'''
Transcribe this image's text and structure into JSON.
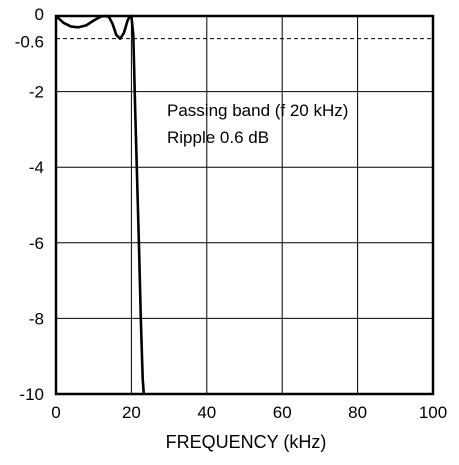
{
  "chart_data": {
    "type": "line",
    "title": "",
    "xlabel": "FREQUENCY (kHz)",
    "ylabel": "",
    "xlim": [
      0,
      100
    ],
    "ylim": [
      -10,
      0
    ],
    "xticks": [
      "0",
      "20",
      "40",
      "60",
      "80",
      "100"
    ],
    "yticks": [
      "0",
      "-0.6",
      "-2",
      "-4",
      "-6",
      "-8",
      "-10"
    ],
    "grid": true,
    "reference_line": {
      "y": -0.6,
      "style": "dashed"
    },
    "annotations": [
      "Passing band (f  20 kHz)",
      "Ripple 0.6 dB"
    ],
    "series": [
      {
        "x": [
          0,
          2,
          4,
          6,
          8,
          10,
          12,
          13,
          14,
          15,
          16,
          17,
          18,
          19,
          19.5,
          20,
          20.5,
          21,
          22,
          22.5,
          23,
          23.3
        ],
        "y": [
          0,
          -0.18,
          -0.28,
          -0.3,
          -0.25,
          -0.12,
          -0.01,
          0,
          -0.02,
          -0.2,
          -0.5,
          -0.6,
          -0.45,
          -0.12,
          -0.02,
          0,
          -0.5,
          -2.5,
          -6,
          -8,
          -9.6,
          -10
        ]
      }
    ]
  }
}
'''
## Exercise objective
Extract all the data above exactly, excluding every picture.

## Result of the exercise
Transcribe this image's text and structure into JSON.
{
  "chart_data": {
    "type": "line",
    "title": "",
    "xlabel": "FREQUENCY (kHz)",
    "ylabel": "",
    "xlim": [
      0,
      100
    ],
    "ylim": [
      -10,
      0
    ],
    "xticks": [
      "0",
      "20",
      "40",
      "60",
      "80",
      "100"
    ],
    "yticks": [
      "0",
      "-0.6",
      "-2",
      "-4",
      "-6",
      "-8",
      "-10"
    ],
    "grid": true,
    "reference_line": {
      "y": -0.6,
      "style": "dashed"
    },
    "annotations": [
      "Passing band (f  20 kHz)",
      "Ripple 0.6 dB"
    ],
    "series": [
      {
        "x": [
          0,
          2,
          4,
          6,
          8,
          10,
          12,
          13,
          14,
          15,
          16,
          17,
          18,
          19,
          19.5,
          20,
          20.5,
          21,
          22,
          22.5,
          23,
          23.3
        ],
        "y": [
          0,
          -0.18,
          -0.28,
          -0.3,
          -0.25,
          -0.12,
          -0.01,
          0,
          -0.02,
          -0.2,
          -0.5,
          -0.6,
          -0.45,
          -0.12,
          -0.02,
          0,
          -0.5,
          -2.5,
          -6,
          -8,
          -9.6,
          -10
        ]
      }
    ]
  }
}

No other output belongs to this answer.